Recorded data:
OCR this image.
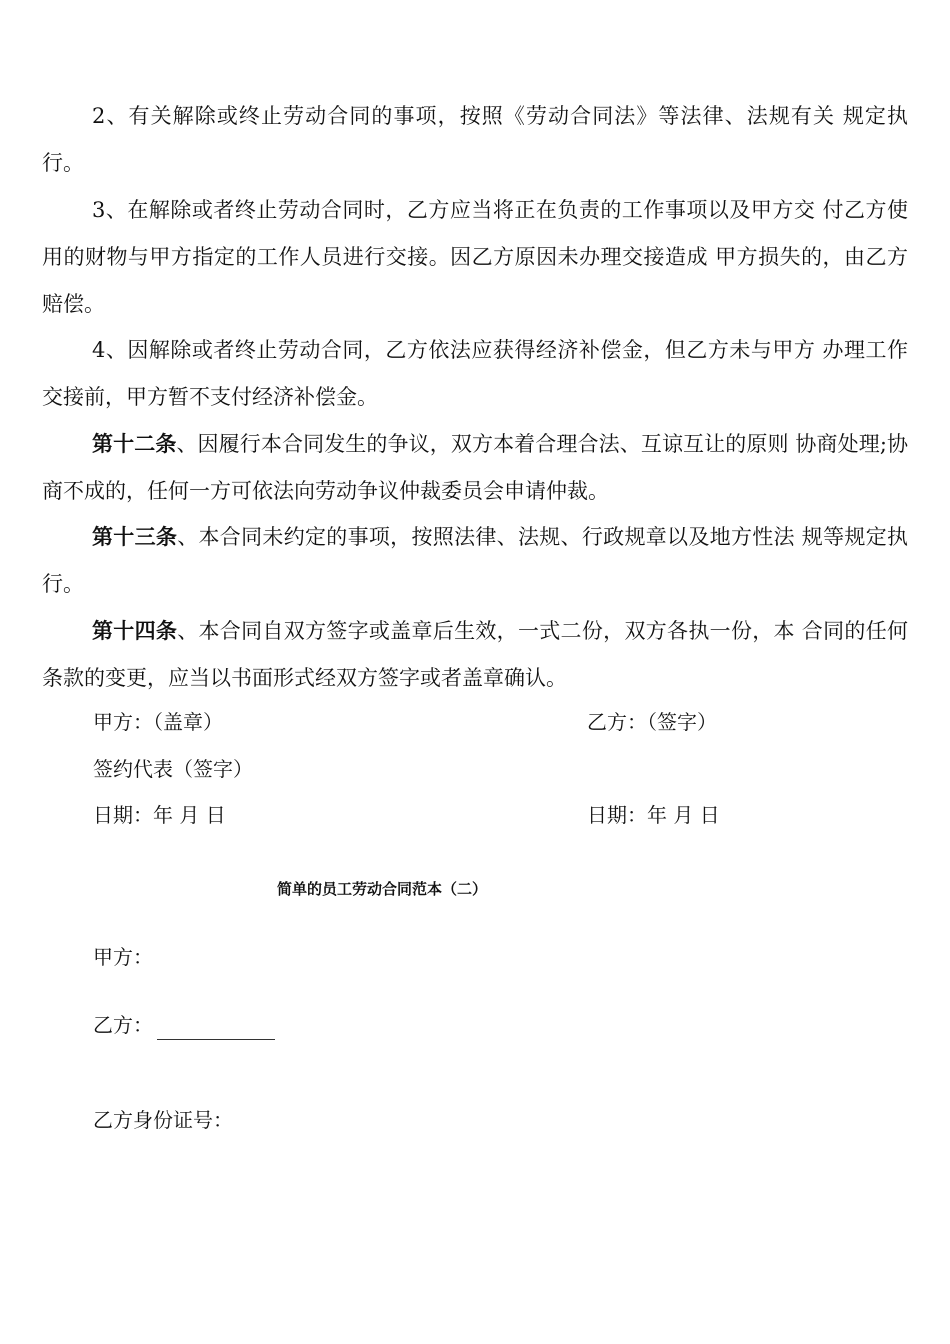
2、有关解除或终止劳动合同的事项，按照《劳动合同法》等法律、法规有关 规定执行。

3、在解除或者终止劳动合同时，乙方应当将正在负责的工作事项以及甲方交 付乙方使用的财物与甲方指定的工作人员进行交接。因乙方原因未办理交接造成 甲方损失的，由乙方赔偿。

4、因解除或者终止劳动合同，乙方依法应获得经济补偿金，但乙方未与甲方 办理工作交接前，甲方暂不支付经济补偿金。

第十二条、因履行本合同发生的争议，双方本着合理合法、互谅互让的原则 协商处理;协商不成的，任何一方可依法向劳动争议仲裁委员会申请仲裁。

第十三条、本合同未约定的事项，按照法律、法规、行政规章以及地方性法 规等规定执行。

第十四条、本合同自双方签字或盖章后生效，一式二份，双方各执一份，本 合同的任何条款的变更，应当以书面形式经双方签字或者盖章确认。

甲方：（盖章）	乙方：（签字）

签约代表（签字）

日期：年 月 日	日期：年 月 日

简单的员工劳动合同范本（二）

甲方：

乙方：

乙方身份证号：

» Task details:
Working from the material above, transcribe it exactly while omitting pictures.

» Answer for the task:
OCR this image.
2、有关解除或终止劳动合同的事项，按照《劳动合同法》等法律、法规有关 规定执行。

3、在解除或者终止劳动合同时，乙方应当将正在负责的工作事项以及甲方交 付乙方使用的财物与甲方指定的工作人员进行交接。因乙方原因未办理交接造成 甲方损失的，由乙方赔偿。

4、因解除或者终止劳动合同，乙方依法应获得经济补偿金，但乙方未与甲方 办理工作交接前，甲方暂不支付经济补偿金。

第十二条、因履行本合同发生的争议，双方本着合理合法、互谅互让的原则 协商处理;协商不成的，任何一方可依法向劳动争议仲裁委员会申请仲裁。

第十三条、本合同未约定的事项，按照法律、法规、行政规章以及地方性法 规等规定执行。

第十四条、本合同自双方签字或盖章后生效，一式二份，双方各执一份，本 合同的任何条款的变更，应当以书面形式经双方签字或者盖章确认。

甲方：（盖章）	乙方：（签字）

签约代表（签字）

日期：年 月 日	日期：年 月 日

简单的员工劳动合同范本（二）

甲方：

乙方：

乙方身份证号：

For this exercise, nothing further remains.